--- start of MATERIAL SUPPLIED ---
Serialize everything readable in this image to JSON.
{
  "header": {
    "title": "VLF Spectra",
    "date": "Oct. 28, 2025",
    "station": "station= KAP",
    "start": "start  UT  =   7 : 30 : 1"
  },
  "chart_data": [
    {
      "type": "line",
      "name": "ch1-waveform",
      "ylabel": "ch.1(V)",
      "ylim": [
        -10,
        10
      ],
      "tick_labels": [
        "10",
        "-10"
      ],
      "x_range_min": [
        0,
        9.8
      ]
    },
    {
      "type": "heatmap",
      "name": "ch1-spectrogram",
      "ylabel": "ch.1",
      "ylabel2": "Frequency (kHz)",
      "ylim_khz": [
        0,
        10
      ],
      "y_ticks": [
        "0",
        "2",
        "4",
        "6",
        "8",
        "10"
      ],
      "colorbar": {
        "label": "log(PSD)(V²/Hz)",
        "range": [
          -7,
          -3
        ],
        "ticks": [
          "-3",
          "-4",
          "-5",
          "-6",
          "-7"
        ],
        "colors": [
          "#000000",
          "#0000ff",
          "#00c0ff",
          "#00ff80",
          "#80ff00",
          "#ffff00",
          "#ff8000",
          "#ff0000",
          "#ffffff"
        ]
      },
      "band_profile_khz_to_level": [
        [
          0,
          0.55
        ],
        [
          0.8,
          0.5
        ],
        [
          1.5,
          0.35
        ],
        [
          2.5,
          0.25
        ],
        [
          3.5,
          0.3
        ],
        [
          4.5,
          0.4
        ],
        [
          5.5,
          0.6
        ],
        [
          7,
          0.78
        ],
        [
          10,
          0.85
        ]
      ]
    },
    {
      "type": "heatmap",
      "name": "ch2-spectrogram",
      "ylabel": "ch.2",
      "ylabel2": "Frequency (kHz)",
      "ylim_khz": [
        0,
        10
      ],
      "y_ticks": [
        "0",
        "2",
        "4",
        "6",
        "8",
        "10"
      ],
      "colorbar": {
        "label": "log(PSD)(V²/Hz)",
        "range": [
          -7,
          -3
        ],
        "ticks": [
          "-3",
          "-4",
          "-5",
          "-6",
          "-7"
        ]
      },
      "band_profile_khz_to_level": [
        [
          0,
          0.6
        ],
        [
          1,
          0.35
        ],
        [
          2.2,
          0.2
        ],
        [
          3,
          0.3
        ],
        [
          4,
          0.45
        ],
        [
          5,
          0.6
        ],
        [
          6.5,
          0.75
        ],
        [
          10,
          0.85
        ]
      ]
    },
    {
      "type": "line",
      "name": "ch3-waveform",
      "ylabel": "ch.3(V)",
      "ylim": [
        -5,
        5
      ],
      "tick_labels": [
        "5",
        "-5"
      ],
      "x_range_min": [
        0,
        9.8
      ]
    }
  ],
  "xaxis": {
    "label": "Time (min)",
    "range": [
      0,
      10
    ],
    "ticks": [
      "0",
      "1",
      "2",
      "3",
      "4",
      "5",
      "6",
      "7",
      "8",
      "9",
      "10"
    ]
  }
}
--- end of MATERIAL SUPPLIED ---
TASK GOAL:
Extract the data in full. Keep it word for word.

EXERCISE OUTPUT:
Serialize everything readable in this image to JSON.
{
  "header": {
    "title": "VLF Spectra",
    "date": "Oct. 28, 2025",
    "station": "station= KAP",
    "start": "start  UT  =   7 : 30 : 1"
  },
  "chart_data": [
    {
      "type": "line",
      "name": "ch1-waveform",
      "ylabel": "ch.1(V)",
      "ylim": [
        -10,
        10
      ],
      "tick_labels": [
        "10",
        "-10"
      ],
      "x_range_min": [
        0,
        9.8
      ]
    },
    {
      "type": "heatmap",
      "name": "ch1-spectrogram",
      "ylabel": "ch.1",
      "ylabel2": "Frequency (kHz)",
      "ylim_khz": [
        0,
        10
      ],
      "y_ticks": [
        "0",
        "2",
        "4",
        "6",
        "8",
        "10"
      ],
      "colorbar": {
        "label": "log(PSD)(V²/Hz)",
        "range": [
          -7,
          -3
        ],
        "ticks": [
          "-3",
          "-4",
          "-5",
          "-6",
          "-7"
        ],
        "colors": [
          "#000000",
          "#0000ff",
          "#00c0ff",
          "#00ff80",
          "#80ff00",
          "#ffff00",
          "#ff8000",
          "#ff0000",
          "#ffffff"
        ]
      },
      "band_profile_khz_to_level": [
        [
          0,
          0.55
        ],
        [
          0.8,
          0.5
        ],
        [
          1.5,
          0.35
        ],
        [
          2.5,
          0.25
        ],
        [
          3.5,
          0.3
        ],
        [
          4.5,
          0.4
        ],
        [
          5.5,
          0.6
        ],
        [
          7,
          0.78
        ],
        [
          10,
          0.85
        ]
      ]
    },
    {
      "type": "heatmap",
      "name": "ch2-spectrogram",
      "ylabel": "ch.2",
      "ylabel2": "Frequency (kHz)",
      "ylim_khz": [
        0,
        10
      ],
      "y_ticks": [
        "0",
        "2",
        "4",
        "6",
        "8",
        "10"
      ],
      "colorbar": {
        "label": "log(PSD)(V²/Hz)",
        "range": [
          -7,
          -3
        ],
        "ticks": [
          "-3",
          "-4",
          "-5",
          "-6",
          "-7"
        ]
      },
      "band_profile_khz_to_level": [
        [
          0,
          0.6
        ],
        [
          1,
          0.35
        ],
        [
          2.2,
          0.2
        ],
        [
          3,
          0.3
        ],
        [
          4,
          0.45
        ],
        [
          5,
          0.6
        ],
        [
          6.5,
          0.75
        ],
        [
          10,
          0.85
        ]
      ]
    },
    {
      "type": "line",
      "name": "ch3-waveform",
      "ylabel": "ch.3(V)",
      "ylim": [
        -5,
        5
      ],
      "tick_labels": [
        "5",
        "-5"
      ],
      "x_range_min": [
        0,
        9.8
      ]
    }
  ],
  "xaxis": {
    "label": "Time (min)",
    "range": [
      0,
      10
    ],
    "ticks": [
      "0",
      "1",
      "2",
      "3",
      "4",
      "5",
      "6",
      "7",
      "8",
      "9",
      "10"
    ]
  }
}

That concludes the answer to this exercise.